▸ THE TASK: Give only the count of lines containing "this".

▸ Data records:
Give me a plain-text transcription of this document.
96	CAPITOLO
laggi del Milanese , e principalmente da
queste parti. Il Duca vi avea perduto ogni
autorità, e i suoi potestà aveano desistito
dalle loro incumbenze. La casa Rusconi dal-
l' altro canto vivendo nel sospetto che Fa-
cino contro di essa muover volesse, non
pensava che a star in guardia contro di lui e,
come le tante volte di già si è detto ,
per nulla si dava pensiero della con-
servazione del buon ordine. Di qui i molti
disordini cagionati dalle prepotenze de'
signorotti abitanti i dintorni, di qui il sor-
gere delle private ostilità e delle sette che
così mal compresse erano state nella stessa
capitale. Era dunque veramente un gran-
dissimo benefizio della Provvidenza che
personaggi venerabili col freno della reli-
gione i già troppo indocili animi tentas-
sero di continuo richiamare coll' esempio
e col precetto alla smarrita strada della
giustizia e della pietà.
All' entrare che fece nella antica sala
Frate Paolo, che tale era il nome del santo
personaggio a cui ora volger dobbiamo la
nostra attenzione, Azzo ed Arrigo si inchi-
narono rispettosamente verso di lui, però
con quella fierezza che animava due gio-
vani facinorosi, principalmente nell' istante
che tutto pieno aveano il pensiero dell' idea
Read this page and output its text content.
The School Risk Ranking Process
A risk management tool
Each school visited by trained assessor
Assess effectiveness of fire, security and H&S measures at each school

▸ TASK SOLUTION: 2